• _EXERCISE GOAL_
Render every line of the entries below as a JSON list of strings, one string per line. Skip blank lines and leave the pictures out.

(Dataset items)
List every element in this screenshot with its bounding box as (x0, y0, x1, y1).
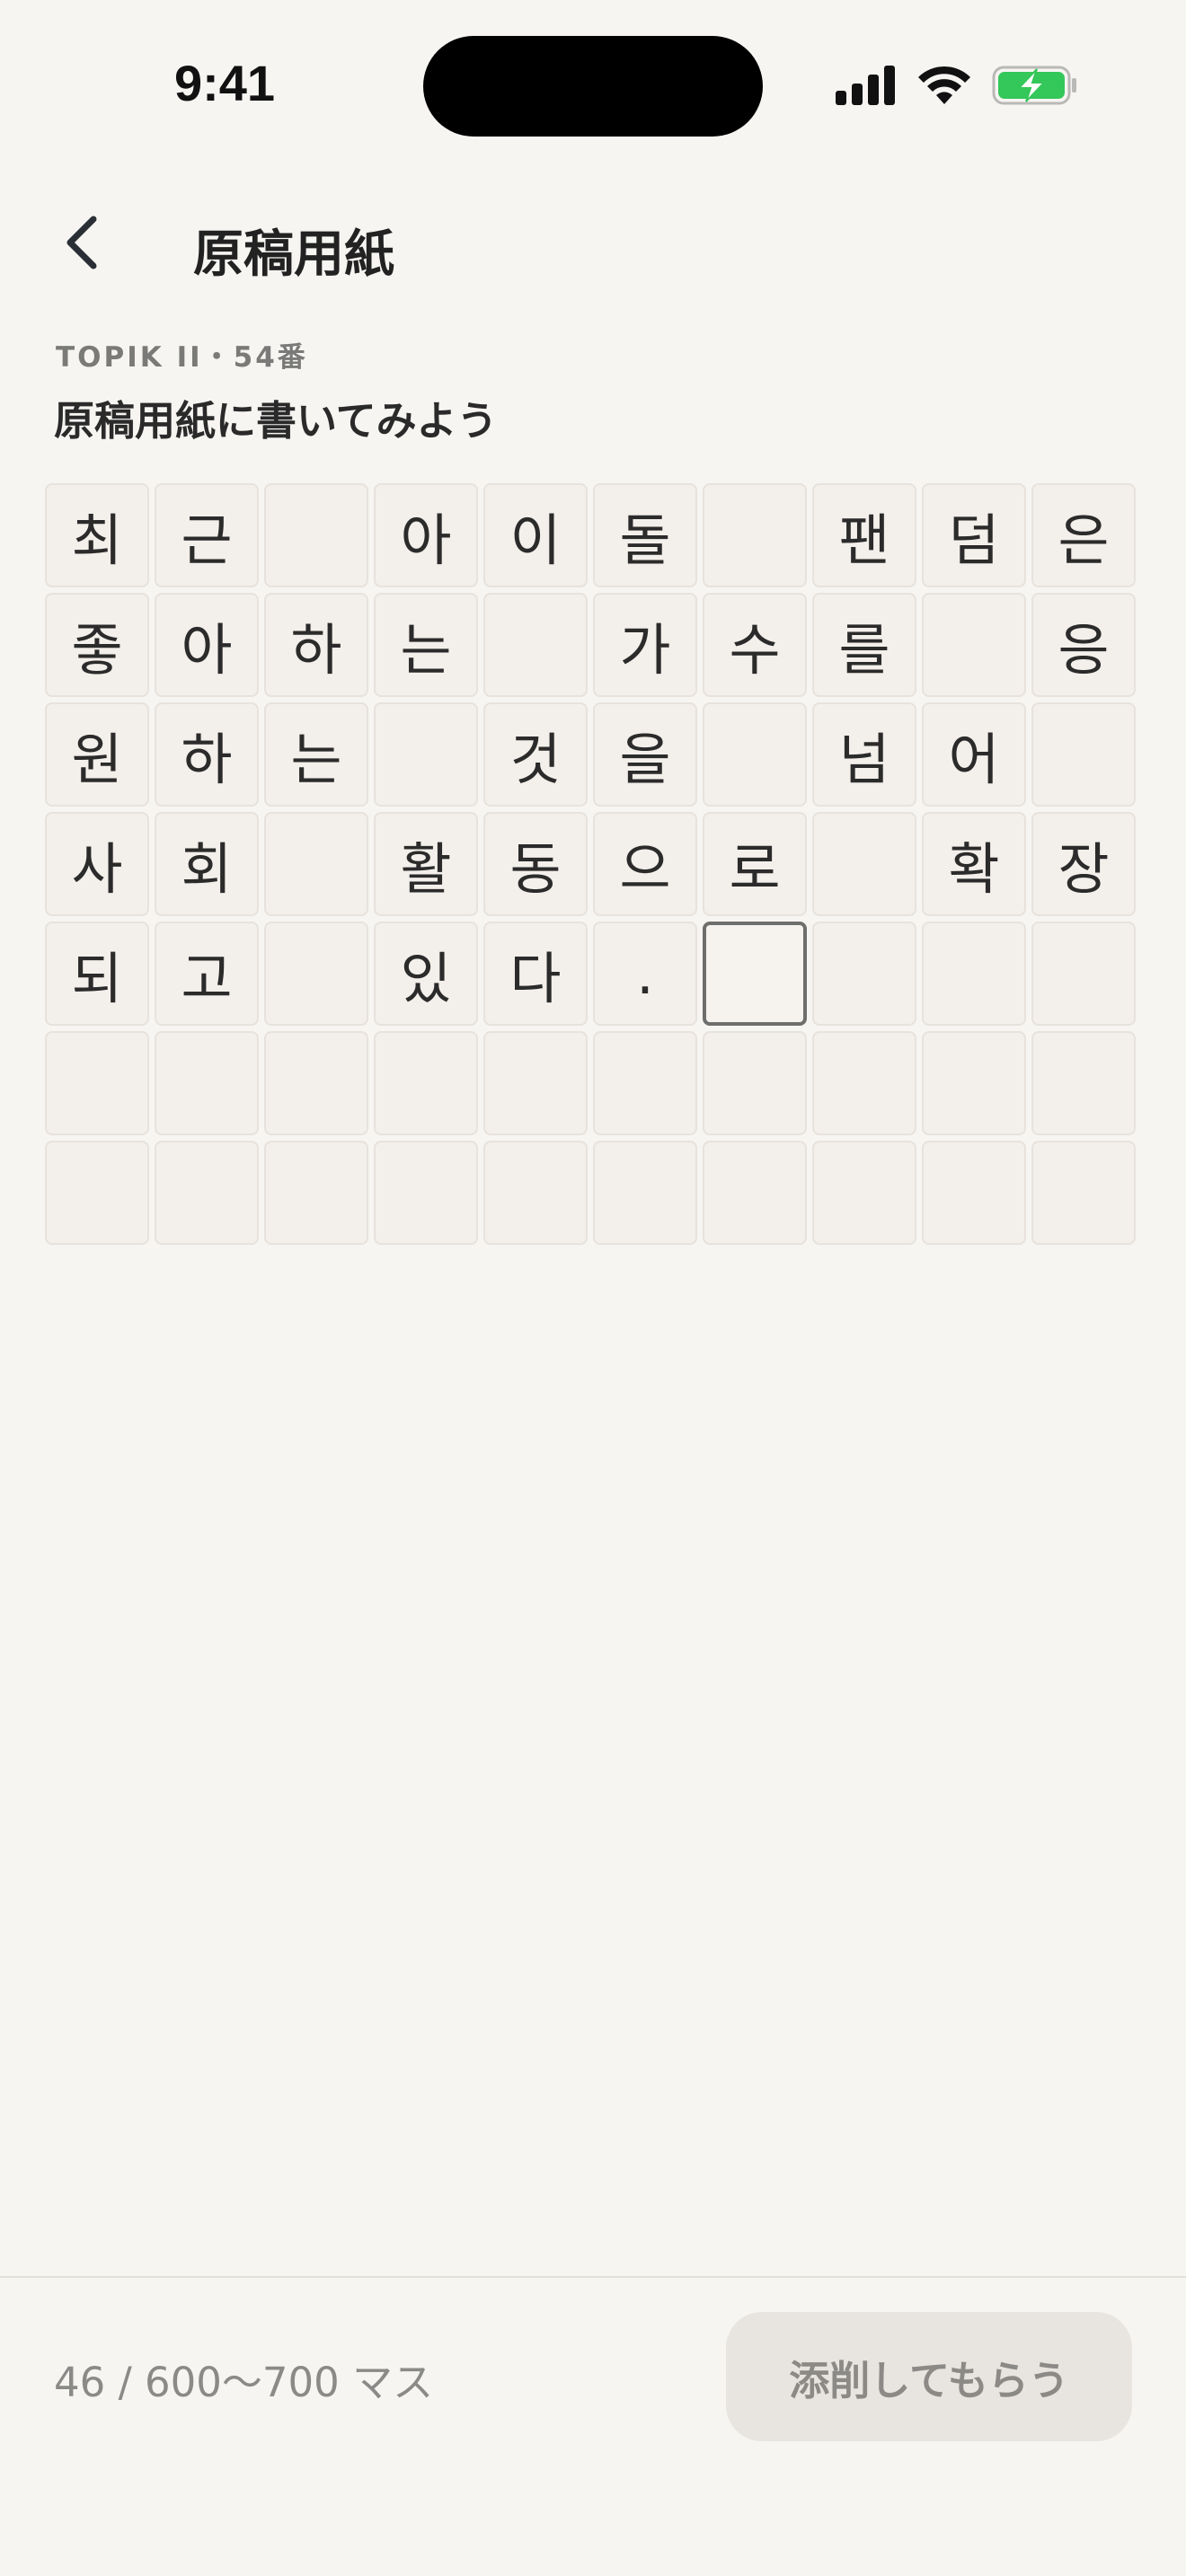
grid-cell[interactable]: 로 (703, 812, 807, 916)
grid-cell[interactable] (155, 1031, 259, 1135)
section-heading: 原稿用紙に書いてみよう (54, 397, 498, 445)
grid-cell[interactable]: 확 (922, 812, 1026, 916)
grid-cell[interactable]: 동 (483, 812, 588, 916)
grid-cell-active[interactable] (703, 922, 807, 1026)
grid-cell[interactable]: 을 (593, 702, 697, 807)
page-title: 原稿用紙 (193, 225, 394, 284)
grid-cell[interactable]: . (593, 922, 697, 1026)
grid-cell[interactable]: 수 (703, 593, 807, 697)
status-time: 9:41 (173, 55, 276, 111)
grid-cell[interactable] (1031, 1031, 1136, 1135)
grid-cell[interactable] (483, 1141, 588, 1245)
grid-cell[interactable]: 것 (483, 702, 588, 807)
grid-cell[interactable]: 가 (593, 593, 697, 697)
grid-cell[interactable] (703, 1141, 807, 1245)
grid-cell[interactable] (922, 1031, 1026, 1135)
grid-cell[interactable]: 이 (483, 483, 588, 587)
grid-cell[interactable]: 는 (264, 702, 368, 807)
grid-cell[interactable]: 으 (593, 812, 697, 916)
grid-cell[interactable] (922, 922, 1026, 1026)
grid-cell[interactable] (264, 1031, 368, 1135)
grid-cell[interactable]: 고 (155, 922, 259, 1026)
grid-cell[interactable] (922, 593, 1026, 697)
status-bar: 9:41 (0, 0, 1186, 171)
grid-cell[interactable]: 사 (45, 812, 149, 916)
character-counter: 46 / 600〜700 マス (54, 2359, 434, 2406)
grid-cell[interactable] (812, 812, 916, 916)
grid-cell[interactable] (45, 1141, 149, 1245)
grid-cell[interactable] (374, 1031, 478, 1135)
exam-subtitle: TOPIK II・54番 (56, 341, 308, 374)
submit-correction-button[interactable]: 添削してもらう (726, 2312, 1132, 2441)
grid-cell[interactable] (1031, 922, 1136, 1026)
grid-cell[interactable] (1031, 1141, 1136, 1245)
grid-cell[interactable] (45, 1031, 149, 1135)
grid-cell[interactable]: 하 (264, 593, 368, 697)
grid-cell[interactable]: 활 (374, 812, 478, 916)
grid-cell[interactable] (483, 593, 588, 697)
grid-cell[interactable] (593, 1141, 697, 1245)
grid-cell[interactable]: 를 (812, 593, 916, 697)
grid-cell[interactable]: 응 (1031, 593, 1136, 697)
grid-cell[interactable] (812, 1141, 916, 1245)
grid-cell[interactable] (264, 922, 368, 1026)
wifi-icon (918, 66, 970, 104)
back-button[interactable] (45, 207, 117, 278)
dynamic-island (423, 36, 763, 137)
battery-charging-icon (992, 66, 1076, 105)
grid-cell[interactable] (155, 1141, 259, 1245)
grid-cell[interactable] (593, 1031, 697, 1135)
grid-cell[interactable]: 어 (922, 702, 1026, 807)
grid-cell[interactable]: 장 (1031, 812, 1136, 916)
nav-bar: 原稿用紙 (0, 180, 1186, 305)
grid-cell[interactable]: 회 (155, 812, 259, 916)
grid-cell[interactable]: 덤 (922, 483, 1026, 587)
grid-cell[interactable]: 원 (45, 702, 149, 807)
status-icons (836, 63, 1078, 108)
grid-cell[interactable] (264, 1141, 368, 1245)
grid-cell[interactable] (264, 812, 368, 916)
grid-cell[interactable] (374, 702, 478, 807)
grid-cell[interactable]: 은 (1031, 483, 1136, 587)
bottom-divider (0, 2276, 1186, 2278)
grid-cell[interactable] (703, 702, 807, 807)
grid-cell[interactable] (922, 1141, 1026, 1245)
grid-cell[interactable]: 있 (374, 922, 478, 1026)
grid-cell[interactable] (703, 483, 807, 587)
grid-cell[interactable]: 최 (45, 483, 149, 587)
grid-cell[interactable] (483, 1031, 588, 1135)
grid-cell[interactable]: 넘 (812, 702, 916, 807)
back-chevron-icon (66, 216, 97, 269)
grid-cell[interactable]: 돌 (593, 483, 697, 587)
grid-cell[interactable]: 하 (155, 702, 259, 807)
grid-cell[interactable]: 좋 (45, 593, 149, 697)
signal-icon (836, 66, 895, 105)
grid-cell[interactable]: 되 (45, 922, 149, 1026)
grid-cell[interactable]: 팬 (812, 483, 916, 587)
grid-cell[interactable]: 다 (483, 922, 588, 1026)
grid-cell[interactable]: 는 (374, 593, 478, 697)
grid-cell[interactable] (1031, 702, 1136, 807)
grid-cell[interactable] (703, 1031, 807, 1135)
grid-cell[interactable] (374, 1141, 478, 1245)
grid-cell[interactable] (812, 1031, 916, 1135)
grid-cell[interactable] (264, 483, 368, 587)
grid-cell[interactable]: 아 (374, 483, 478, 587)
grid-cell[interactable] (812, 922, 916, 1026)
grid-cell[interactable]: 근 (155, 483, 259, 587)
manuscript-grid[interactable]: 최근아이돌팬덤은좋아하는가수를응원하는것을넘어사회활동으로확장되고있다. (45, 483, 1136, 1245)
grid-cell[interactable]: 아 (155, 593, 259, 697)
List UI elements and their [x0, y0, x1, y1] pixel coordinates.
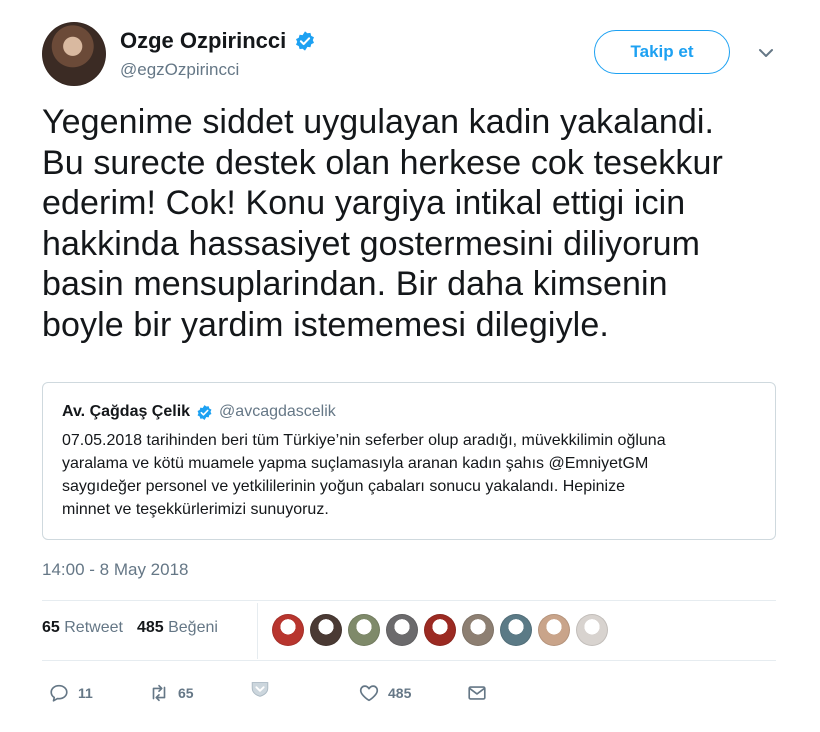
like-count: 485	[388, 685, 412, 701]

• _SOLUTION TO THIS EXERCISE_
[
  "List every element in this screenshot with its bounding box as (x0, y0, x1, y1).",
  "grid-cell[interactable]: 로 (703, 812, 807, 916)",
  "grid-cell[interactable] (155, 1031, 259, 1135)",
  "section-heading: 原稿用紙に書いてみよう (54, 397, 498, 445)",
  "grid-cell[interactable]: 확 (922, 812, 1026, 916)",
  "grid-cell[interactable]: 동 (483, 812, 588, 916)",
  "grid-cell-active[interactable] (703, 922, 807, 1026)",
  "grid-cell[interactable]: 을 (593, 702, 697, 807)",
  "page-title: 原稿用紙 (193, 225, 394, 284)",
  "grid-cell[interactable]: . (593, 922, 697, 1026)",
  "grid-cell[interactable]: 수 (703, 593, 807, 697)",
  "status-time: 9:41 (173, 55, 276, 111)",
  "grid-cell[interactable] (1031, 1031, 1136, 1135)",
  "grid-cell[interactable] (483, 1141, 588, 1245)",
  "grid-cell[interactable]: 것 (483, 702, 588, 807)",
  "grid-cell[interactable]: 가 (593, 593, 697, 697)",
  "grid-cell[interactable] (703, 1141, 807, 1245)",
  "grid-cell[interactable] (922, 1031, 1026, 1135)",
  "grid-cell[interactable]: 이 (483, 483, 588, 587)",
  "grid-cell[interactable]: 는 (264, 702, 368, 807)",
  "grid-cell[interactable]: 으 (593, 812, 697, 916)",
  "grid-cell[interactable] (922, 922, 1026, 1026)",
  "grid-cell[interactable] (264, 1031, 368, 1135)",
  "grid-cell[interactable]: 고 (155, 922, 259, 1026)",
  "grid-cell[interactable] (922, 593, 1026, 697)",
  "status-bar: 9:41 (0, 0, 1186, 171)",
  "grid-cell[interactable]: 사 (45, 812, 149, 916)",
  "character-counter: 46 / 600〜700 マス (54, 2359, 434, 2406)",
  "grid-cell[interactable] (812, 812, 916, 916)",
  "grid-cell[interactable] (45, 1141, 149, 1245)",
  "grid-cell[interactable] (374, 1031, 478, 1135)",
  "exam-subtitle: TOPIK II・54番 (56, 341, 308, 374)",
  "submit-correction-button[interactable]: 添削してもらう (726, 2312, 1132, 2441)",
  "grid-cell[interactable] (1031, 922, 1136, 1026)",
  "grid-cell[interactable] (1031, 1141, 1136, 1245)",
  "grid-cell[interactable] (45, 1031, 149, 1135)",
  "grid-cell[interactable]: 하 (264, 593, 368, 697)",
  "grid-cell[interactable]: 활 (374, 812, 478, 916)",
  "grid-cell[interactable] (483, 593, 588, 697)",
  "grid-cell[interactable] (593, 1141, 697, 1245)",
  "grid-cell[interactable]: 를 (812, 593, 916, 697)",
  "grid-cell[interactable]: 응 (1031, 593, 1136, 697)",
  "grid-cell[interactable] (812, 1141, 916, 1245)",
  "grid-cell[interactable] (264, 922, 368, 1026)",
  "wifi-icon (918, 66, 970, 104)",
  "back-button[interactable] (45, 207, 117, 278)",
  "dynamic-island (423, 36, 763, 137)",
  "battery-charging-icon (992, 66, 1076, 105)",
  "grid-cell[interactable] (155, 1141, 259, 1245)",
  "grid-cell[interactable] (593, 1031, 697, 1135)",
  "grid-cell[interactable]: 어 (922, 702, 1026, 807)",
  "grid-cell[interactable]: 장 (1031, 812, 1136, 916)",
  "nav-bar: 原稿用紙 (0, 180, 1186, 305)",
  "grid-cell[interactable]: 회 (155, 812, 259, 916)",
  "grid-cell[interactable]: 덤 (922, 483, 1026, 587)",
  "grid-cell[interactable]: 원 (45, 702, 149, 807)",
  "status-icons (836, 63, 1078, 108)",
  "grid-cell[interactable] (264, 1141, 368, 1245)",
  "grid-cell[interactable] (264, 812, 368, 916)",
  "grid-cell[interactable] (374, 702, 478, 807)",
  "grid-cell[interactable]: 은 (1031, 483, 1136, 587)",
  "bottom-divider (0, 2276, 1186, 2278)",
  "grid-cell[interactable] (703, 702, 807, 807)",
  "grid-cell[interactable] (922, 1141, 1026, 1245)",
  "grid-cell[interactable]: 있 (374, 922, 478, 1026)",
  "grid-cell[interactable] (703, 483, 807, 587)",
  "grid-cell[interactable]: 최 (45, 483, 149, 587)",
  "grid-cell[interactable] (483, 1031, 588, 1135)",
  "grid-cell[interactable]: 넘 (812, 702, 916, 807)",
  "back-chevron-icon (66, 216, 97, 269)",
  "grid-cell[interactable]: 돌 (593, 483, 697, 587)",
  "grid-cell[interactable]: 하 (155, 702, 259, 807)",
  "grid-cell[interactable]: 좋 (45, 593, 149, 697)",
  "signal-icon (836, 66, 895, 105)",
  "grid-cell[interactable]: 되 (45, 922, 149, 1026)",
  "grid-cell[interactable]: 팬 (812, 483, 916, 587)",
  "grid-cell[interactable]: 다 (483, 922, 588, 1026)",
  "grid-cell[interactable]: 는 (374, 593, 478, 697)",
  "grid-cell[interactable] (1031, 702, 1136, 807)",
  "grid-cell[interactable] (703, 1031, 807, 1135)",
  "grid-cell[interactable] (374, 1141, 478, 1245)",
  "grid-cell[interactable] (812, 1031, 916, 1135)",
  "grid-cell[interactable] (264, 483, 368, 587)",
  "grid-cell[interactable]: 아 (374, 483, 478, 587)",
  "grid-cell[interactable] (812, 922, 916, 1026)",
  "grid-cell[interactable]: 근 (155, 483, 259, 587)",
  "manuscript-grid[interactable]: 최근아이돌팬덤은좋아하는가수를응원하는것을넘어사회활동으로확장되고있다. (45, 483, 1136, 1245)",
  "grid-cell[interactable]: 아 (155, 593, 259, 697)",
  "List UI elements and their [x0, y0, x1, y1] pixel coordinates.",
  "like-count: 485\t[388, 685, 412, 701]"
]